[Task to carry out]
Each line that holds the word "image" counts once. Give the total number of such lines and nothing else.
* BEGIN *
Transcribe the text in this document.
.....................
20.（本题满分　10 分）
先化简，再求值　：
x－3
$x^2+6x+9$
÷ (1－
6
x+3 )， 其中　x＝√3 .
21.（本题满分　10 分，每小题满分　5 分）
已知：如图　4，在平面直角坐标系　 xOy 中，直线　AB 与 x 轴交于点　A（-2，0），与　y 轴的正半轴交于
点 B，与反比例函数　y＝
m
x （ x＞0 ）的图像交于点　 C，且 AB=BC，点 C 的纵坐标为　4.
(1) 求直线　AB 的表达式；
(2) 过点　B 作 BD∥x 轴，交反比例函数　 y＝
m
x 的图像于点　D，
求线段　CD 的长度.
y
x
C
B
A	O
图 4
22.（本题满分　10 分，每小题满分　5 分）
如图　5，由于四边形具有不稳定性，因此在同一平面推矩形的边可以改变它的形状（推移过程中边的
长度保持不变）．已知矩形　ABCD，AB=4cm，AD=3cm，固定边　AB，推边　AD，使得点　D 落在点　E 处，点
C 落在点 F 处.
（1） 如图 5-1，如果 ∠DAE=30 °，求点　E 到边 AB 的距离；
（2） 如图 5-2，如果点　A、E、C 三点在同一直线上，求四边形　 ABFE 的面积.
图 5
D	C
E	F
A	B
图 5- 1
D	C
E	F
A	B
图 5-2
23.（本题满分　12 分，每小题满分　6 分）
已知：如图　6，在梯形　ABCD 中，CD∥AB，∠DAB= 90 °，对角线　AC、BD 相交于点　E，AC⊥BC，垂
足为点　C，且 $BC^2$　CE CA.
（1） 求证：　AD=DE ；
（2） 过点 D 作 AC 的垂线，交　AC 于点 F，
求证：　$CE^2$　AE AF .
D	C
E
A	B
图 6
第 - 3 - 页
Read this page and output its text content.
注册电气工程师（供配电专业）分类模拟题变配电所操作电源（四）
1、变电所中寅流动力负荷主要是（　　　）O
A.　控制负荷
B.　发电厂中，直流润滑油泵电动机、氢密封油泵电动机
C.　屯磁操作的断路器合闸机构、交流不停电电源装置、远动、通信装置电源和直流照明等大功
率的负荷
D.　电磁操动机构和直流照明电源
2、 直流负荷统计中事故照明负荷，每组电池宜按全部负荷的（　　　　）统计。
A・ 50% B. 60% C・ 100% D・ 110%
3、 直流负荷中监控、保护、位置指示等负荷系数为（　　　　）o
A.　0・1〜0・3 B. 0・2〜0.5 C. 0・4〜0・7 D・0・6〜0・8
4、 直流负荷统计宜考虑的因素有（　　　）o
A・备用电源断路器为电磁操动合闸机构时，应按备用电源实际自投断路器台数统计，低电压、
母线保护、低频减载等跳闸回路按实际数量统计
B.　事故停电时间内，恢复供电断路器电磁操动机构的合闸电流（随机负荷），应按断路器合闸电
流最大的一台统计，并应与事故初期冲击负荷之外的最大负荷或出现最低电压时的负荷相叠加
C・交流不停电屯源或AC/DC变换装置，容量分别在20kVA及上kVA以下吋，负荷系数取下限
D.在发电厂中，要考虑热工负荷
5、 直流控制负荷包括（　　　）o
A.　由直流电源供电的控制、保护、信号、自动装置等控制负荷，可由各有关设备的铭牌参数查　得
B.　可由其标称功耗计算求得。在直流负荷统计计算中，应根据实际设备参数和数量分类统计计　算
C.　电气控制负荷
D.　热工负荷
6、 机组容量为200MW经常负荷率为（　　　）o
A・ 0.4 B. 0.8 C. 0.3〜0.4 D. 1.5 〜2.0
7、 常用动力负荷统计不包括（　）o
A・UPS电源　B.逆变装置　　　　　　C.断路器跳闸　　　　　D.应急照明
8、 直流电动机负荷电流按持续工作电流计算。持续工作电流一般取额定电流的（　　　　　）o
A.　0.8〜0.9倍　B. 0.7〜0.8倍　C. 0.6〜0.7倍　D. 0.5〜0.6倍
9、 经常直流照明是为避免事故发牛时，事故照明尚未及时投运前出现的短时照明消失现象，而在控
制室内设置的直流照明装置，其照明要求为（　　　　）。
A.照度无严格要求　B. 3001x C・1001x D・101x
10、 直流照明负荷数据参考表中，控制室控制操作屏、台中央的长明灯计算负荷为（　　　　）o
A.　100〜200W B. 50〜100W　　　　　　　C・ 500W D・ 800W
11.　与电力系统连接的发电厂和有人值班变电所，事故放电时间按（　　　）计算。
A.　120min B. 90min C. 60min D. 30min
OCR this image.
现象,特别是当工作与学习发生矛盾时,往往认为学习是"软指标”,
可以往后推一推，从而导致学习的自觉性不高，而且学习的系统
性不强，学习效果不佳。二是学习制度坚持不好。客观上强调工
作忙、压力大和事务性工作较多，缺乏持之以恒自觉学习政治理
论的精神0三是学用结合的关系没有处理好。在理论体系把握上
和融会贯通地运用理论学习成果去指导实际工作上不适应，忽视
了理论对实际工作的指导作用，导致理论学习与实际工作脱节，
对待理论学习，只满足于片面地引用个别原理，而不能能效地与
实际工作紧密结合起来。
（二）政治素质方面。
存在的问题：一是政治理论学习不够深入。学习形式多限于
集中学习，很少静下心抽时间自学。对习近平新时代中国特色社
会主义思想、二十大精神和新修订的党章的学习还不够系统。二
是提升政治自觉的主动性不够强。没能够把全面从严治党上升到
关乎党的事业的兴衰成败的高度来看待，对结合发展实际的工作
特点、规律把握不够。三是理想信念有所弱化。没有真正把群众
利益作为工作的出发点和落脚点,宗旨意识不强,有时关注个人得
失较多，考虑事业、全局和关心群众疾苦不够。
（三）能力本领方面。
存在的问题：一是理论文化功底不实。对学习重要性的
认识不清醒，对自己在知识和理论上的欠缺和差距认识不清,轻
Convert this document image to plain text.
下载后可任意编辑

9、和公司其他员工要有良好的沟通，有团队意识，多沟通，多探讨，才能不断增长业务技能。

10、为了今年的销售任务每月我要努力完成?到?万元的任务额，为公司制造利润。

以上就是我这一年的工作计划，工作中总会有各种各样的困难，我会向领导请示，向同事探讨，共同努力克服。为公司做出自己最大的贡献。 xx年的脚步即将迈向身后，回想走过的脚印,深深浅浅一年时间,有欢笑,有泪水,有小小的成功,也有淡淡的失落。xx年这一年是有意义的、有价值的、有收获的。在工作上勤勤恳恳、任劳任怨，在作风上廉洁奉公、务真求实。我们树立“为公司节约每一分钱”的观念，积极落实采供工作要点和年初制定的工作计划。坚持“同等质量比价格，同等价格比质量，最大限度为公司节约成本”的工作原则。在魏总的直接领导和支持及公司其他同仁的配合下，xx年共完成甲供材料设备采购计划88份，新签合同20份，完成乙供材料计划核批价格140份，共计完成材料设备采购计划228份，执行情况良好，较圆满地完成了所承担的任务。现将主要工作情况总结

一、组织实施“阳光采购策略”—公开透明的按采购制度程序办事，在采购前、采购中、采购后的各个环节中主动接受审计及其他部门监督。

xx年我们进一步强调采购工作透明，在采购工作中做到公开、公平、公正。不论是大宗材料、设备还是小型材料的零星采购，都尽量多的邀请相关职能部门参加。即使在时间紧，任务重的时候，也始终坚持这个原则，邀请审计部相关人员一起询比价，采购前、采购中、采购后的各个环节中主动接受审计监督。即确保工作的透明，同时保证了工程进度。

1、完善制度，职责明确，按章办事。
* END *
[Written response]
2